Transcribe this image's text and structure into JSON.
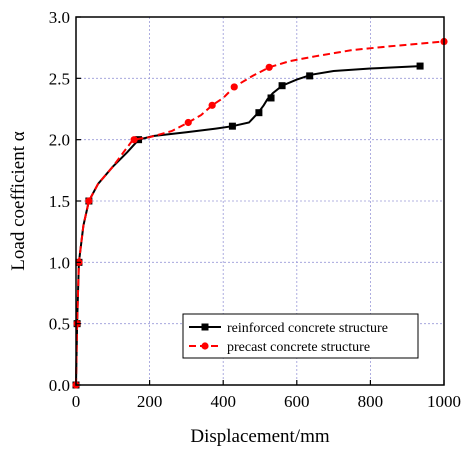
{
  "chart_data": {
    "type": "line",
    "title": "",
    "xlabel": "Displacement/mm",
    "ylabel": "Load coefficient α",
    "xlim": [
      0,
      1000
    ],
    "ylim": [
      0,
      3.0
    ],
    "x_ticks": [
      "0",
      "200",
      "400",
      "600",
      "800",
      "1000"
    ],
    "y_ticks": [
      "0.0",
      "0.5",
      "1.0",
      "1.5",
      "2.0",
      "2.5",
      "3.0"
    ],
    "grid": true,
    "legend_position": "lower-right",
    "series": [
      {
        "name": "reinforced concrete structure",
        "color": "#000000",
        "line_style": "solid",
        "marker": "square",
        "curve": [
          [
            0,
            0
          ],
          [
            3,
            0.5
          ],
          [
            8,
            1.0
          ],
          [
            20,
            1.3
          ],
          [
            35,
            1.5
          ],
          [
            60,
            1.64
          ],
          [
            100,
            1.78
          ],
          [
            140,
            1.9
          ],
          [
            170,
            2.0
          ],
          [
            210,
            2.03
          ],
          [
            300,
            2.06
          ],
          [
            380,
            2.09
          ],
          [
            425,
            2.11
          ],
          [
            470,
            2.14
          ],
          [
            495,
            2.22
          ],
          [
            510,
            2.28
          ],
          [
            520,
            2.33
          ],
          [
            535,
            2.38
          ],
          [
            560,
            2.44
          ],
          [
            600,
            2.49
          ],
          [
            640,
            2.53
          ],
          [
            700,
            2.56
          ],
          [
            800,
            2.58
          ],
          [
            935,
            2.6
          ]
        ],
        "points": [
          [
            0,
            0
          ],
          [
            3,
            0.5
          ],
          [
            8,
            1.0
          ],
          [
            35,
            1.5
          ],
          [
            170,
            2.0
          ],
          [
            425,
            2.11
          ],
          [
            497,
            2.22
          ],
          [
            530,
            2.34
          ],
          [
            560,
            2.44
          ],
          [
            635,
            2.52
          ],
          [
            935,
            2.6
          ]
        ]
      },
      {
        "name": "precast concrete structure",
        "color": "#ff0000",
        "line_style": "dashed",
        "marker": "circle",
        "curve": [
          [
            0,
            0
          ],
          [
            3,
            0.5
          ],
          [
            8,
            1.0
          ],
          [
            20,
            1.3
          ],
          [
            35,
            1.5
          ],
          [
            60,
            1.64
          ],
          [
            100,
            1.78
          ],
          [
            130,
            1.9
          ],
          [
            155,
            2.0
          ],
          [
            200,
            2.02
          ],
          [
            260,
            2.07
          ],
          [
            305,
            2.14
          ],
          [
            340,
            2.2
          ],
          [
            370,
            2.28
          ],
          [
            400,
            2.34
          ],
          [
            430,
            2.43
          ],
          [
            480,
            2.52
          ],
          [
            525,
            2.59
          ],
          [
            580,
            2.64
          ],
          [
            650,
            2.68
          ],
          [
            750,
            2.73
          ],
          [
            850,
            2.76
          ],
          [
            1000,
            2.8
          ]
        ],
        "points": [
          [
            0,
            0
          ],
          [
            3,
            0.5
          ],
          [
            8,
            1.0
          ],
          [
            35,
            1.5
          ],
          [
            158,
            2.0
          ],
          [
            305,
            2.14
          ],
          [
            370,
            2.28
          ],
          [
            430,
            2.43
          ],
          [
            525,
            2.59
          ],
          [
            1000,
            2.8
          ]
        ]
      }
    ]
  }
}
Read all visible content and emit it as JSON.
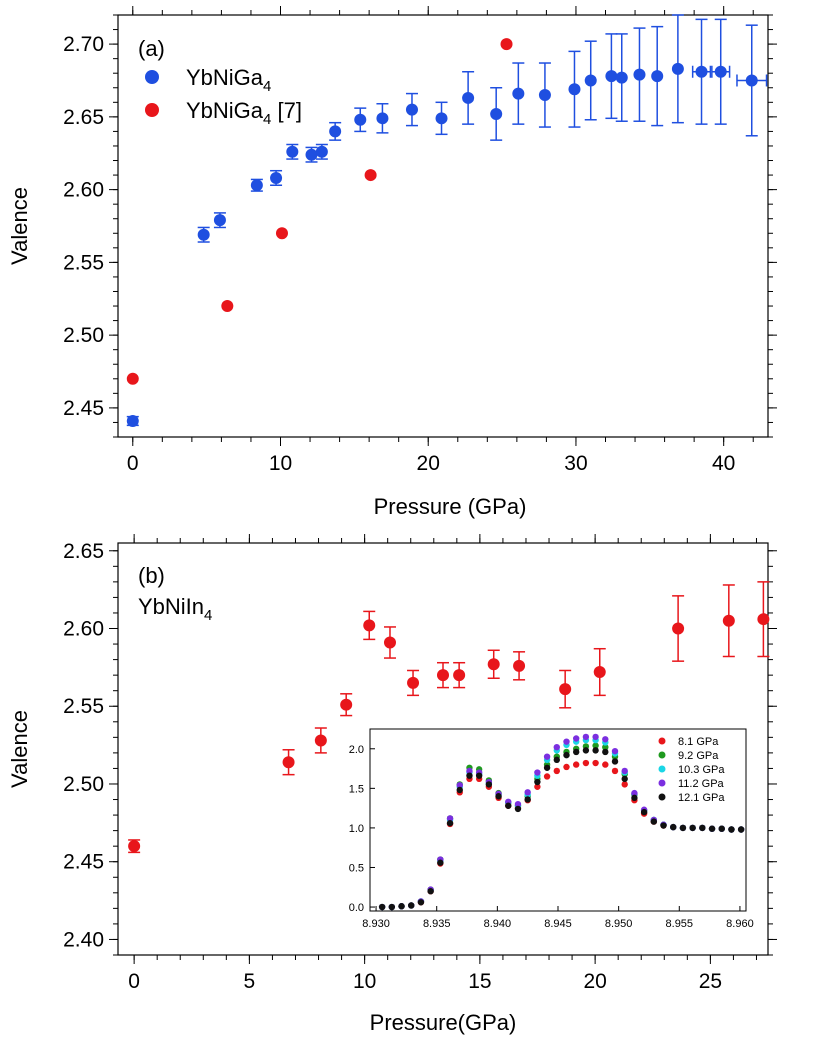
{
  "chart_data": [
    {
      "panel": "a",
      "type": "scatter",
      "panel_label": "(a)",
      "xlabel": "Pressure (GPa)",
      "ylabel": "Valence",
      "xlim": [
        -1,
        43
      ],
      "ylim": [
        2.43,
        2.72
      ],
      "xticks": [
        0,
        10,
        20,
        30,
        40
      ],
      "xtick_labels": [
        "0",
        "10",
        "20",
        "30",
        "40"
      ],
      "yticks": [
        2.45,
        2.5,
        2.55,
        2.6,
        2.65,
        2.7
      ],
      "ytick_labels": [
        "2.45",
        "2.50",
        "2.55",
        "2.60",
        "2.65",
        "2.70"
      ],
      "legend_position": "top-left",
      "series": [
        {
          "name": "YbNiGa",
          "sub": "4",
          "suffix": "",
          "color": "#1f4fe0",
          "x": [
            0.0,
            4.8,
            5.9,
            8.4,
            9.7,
            10.8,
            12.1,
            12.8,
            13.7,
            15.4,
            16.9,
            18.9,
            20.9,
            22.7,
            24.6,
            26.1,
            27.9,
            29.9,
            31.0,
            32.4,
            33.1,
            34.3,
            35.5,
            36.9,
            38.5,
            39.8,
            41.9
          ],
          "y": [
            2.441,
            2.569,
            2.579,
            2.603,
            2.608,
            2.626,
            2.624,
            2.626,
            2.64,
            2.648,
            2.649,
            2.655,
            2.649,
            2.663,
            2.652,
            2.666,
            2.665,
            2.669,
            2.675,
            2.678,
            2.677,
            2.679,
            2.678,
            2.683,
            2.681,
            2.681,
            2.675
          ],
          "yerr": [
            0.003,
            0.005,
            0.005,
            0.004,
            0.005,
            0.005,
            0.005,
            0.005,
            0.006,
            0.008,
            0.01,
            0.011,
            0.011,
            0.018,
            0.018,
            0.021,
            0.022,
            0.026,
            0.027,
            0.029,
            0.03,
            0.032,
            0.034,
            0.037,
            0.036,
            0.036,
            0.038
          ],
          "xerr": [
            0,
            0,
            0,
            0,
            0,
            0,
            0,
            0,
            0,
            0,
            0,
            0,
            0,
            0,
            0,
            0,
            0,
            0,
            0,
            0,
            0,
            0,
            0,
            0,
            0.6,
            0.6,
            1.0
          ]
        },
        {
          "name": "YbNiGa",
          "sub": "4",
          "suffix": " [7]",
          "color": "#e8161b",
          "x": [
            0.0,
            6.4,
            10.1,
            16.1,
            25.3
          ],
          "y": [
            2.47,
            2.52,
            2.57,
            2.61,
            2.7
          ]
        }
      ]
    },
    {
      "panel": "b",
      "type": "scatter",
      "panel_label": "(b)",
      "compound_label": "YbNiIn",
      "compound_sub": "4",
      "xlabel": "Pressure(GPa)",
      "ylabel": "Valence",
      "xlim": [
        -0.7,
        27.5
      ],
      "ylim": [
        2.39,
        2.655
      ],
      "xticks": [
        0,
        5,
        10,
        15,
        20,
        25
      ],
      "xtick_labels": [
        "0",
        "5",
        "10",
        "15",
        "20",
        "25"
      ],
      "yticks": [
        2.4,
        2.45,
        2.5,
        2.55,
        2.6,
        2.65
      ],
      "ytick_labels": [
        "2.40",
        "2.45",
        "2.50",
        "2.55",
        "2.60",
        "2.65"
      ],
      "series": [
        {
          "name": "YbNiIn4",
          "color": "#e8161b",
          "x": [
            0.0,
            6.7,
            8.1,
            9.2,
            10.2,
            11.1,
            12.1,
            13.4,
            14.1,
            15.6,
            16.7,
            18.7,
            20.2,
            23.6,
            25.8,
            27.3
          ],
          "y": [
            2.46,
            2.514,
            2.528,
            2.551,
            2.602,
            2.591,
            2.565,
            2.57,
            2.57,
            2.577,
            2.576,
            2.561,
            2.572,
            2.6,
            2.605,
            2.606
          ],
          "yerr": [
            0.004,
            0.008,
            0.008,
            0.007,
            0.009,
            0.01,
            0.008,
            0.008,
            0.008,
            0.009,
            0.009,
            0.012,
            0.015,
            0.021,
            0.023,
            0.024
          ]
        }
      ]
    },
    {
      "panel": "b-inset",
      "type": "scatter",
      "xlim": [
        8.9295,
        8.9605
      ],
      "ylim": [
        -0.05,
        2.25
      ],
      "xticks": [
        8.93,
        8.935,
        8.94,
        8.945,
        8.95,
        8.955,
        8.96
      ],
      "xtick_labels": [
        "8.930",
        "8.935",
        "8.940",
        "8.945",
        "8.950",
        "8.955",
        "8.960"
      ],
      "yticks": [
        0.0,
        0.5,
        1.0,
        1.5,
        2.0
      ],
      "ytick_labels": [
        "0.0",
        "0.5",
        "1.0",
        "1.5",
        "2.0"
      ],
      "legend_position": "top-right",
      "x": [
        8.9305,
        8.9313,
        8.9321,
        8.9329,
        8.9337,
        8.9345,
        8.9353,
        8.9361,
        8.9369,
        8.9377,
        8.9385,
        8.9393,
        8.9401,
        8.9409,
        8.9417,
        8.9425,
        8.9433,
        8.9441,
        8.9449,
        8.9457,
        8.9465,
        8.9473,
        8.9481,
        8.9489,
        8.9497,
        8.9505,
        8.9513,
        8.9521,
        8.9529,
        8.9537,
        8.9545,
        8.9553,
        8.9561,
        8.9569,
        8.9577,
        8.9585,
        8.9593,
        8.9601
      ],
      "series": [
        {
          "name": "8.1 GPa",
          "color": "#e8161b",
          "y": [
            0.0,
            0.0,
            0.01,
            0.02,
            0.06,
            0.2,
            0.55,
            1.05,
            1.45,
            1.62,
            1.62,
            1.52,
            1.38,
            1.28,
            1.25,
            1.35,
            1.52,
            1.65,
            1.72,
            1.77,
            1.8,
            1.82,
            1.82,
            1.8,
            1.72,
            1.55,
            1.35,
            1.18,
            1.08,
            1.03,
            1.01,
            1.0,
            1.0,
            1.0,
            0.99,
            0.99,
            0.98,
            0.98
          ]
        },
        {
          "name": "9.2 GPa",
          "color": "#1f9a1f",
          "y": [
            0.0,
            0.0,
            0.01,
            0.02,
            0.07,
            0.22,
            0.6,
            1.12,
            1.55,
            1.76,
            1.74,
            1.6,
            1.44,
            1.32,
            1.28,
            1.4,
            1.62,
            1.8,
            1.9,
            1.96,
            2.0,
            2.03,
            2.04,
            2.02,
            1.9,
            1.68,
            1.42,
            1.22,
            1.1,
            1.04,
            1.01,
            1.0,
            1.0,
            1.0,
            0.99,
            0.99,
            0.98,
            0.98
          ]
        },
        {
          "name": "10.3 GPa",
          "color": "#1ad6e6",
          "y": [
            0.0,
            0.0,
            0.01,
            0.02,
            0.07,
            0.21,
            0.58,
            1.1,
            1.52,
            1.7,
            1.68,
            1.56,
            1.42,
            1.32,
            1.28,
            1.42,
            1.66,
            1.86,
            1.98,
            2.05,
            2.09,
            2.11,
            2.11,
            2.08,
            1.94,
            1.7,
            1.43,
            1.22,
            1.1,
            1.04,
            1.01,
            1.0,
            1.0,
            1.0,
            0.99,
            0.99,
            0.98,
            0.98
          ]
        },
        {
          "name": "11.2 GPa",
          "color": "#7b2fe0",
          "y": [
            0.0,
            0.0,
            0.01,
            0.02,
            0.07,
            0.22,
            0.6,
            1.12,
            1.54,
            1.72,
            1.7,
            1.58,
            1.43,
            1.33,
            1.3,
            1.45,
            1.7,
            1.9,
            2.02,
            2.09,
            2.13,
            2.15,
            2.15,
            2.12,
            1.97,
            1.72,
            1.44,
            1.23,
            1.1,
            1.04,
            1.01,
            1.0,
            1.0,
            1.0,
            0.99,
            0.99,
            0.98,
            0.98
          ]
        },
        {
          "name": "12.1 GPa",
          "color": "#111111",
          "y": [
            0.0,
            0.0,
            0.01,
            0.02,
            0.06,
            0.2,
            0.56,
            1.06,
            1.48,
            1.66,
            1.66,
            1.55,
            1.4,
            1.28,
            1.24,
            1.36,
            1.58,
            1.76,
            1.86,
            1.92,
            1.96,
            1.98,
            1.98,
            1.96,
            1.84,
            1.62,
            1.38,
            1.2,
            1.08,
            1.03,
            1.01,
            1.0,
            1.0,
            1.0,
            0.99,
            0.99,
            0.98,
            0.98
          ]
        }
      ]
    }
  ]
}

◇ ◇ ◇

■ **REQUIRED WORK**:
Each line in the listing above that contains "xlabel" should be copied.

■ **RESULT OF THIS EXERCISE**:
    "xlabel": "Displacement/mm",
      "xlabel": "Pressure (GPa)",
      "xlabel": "Pressure(GPa)",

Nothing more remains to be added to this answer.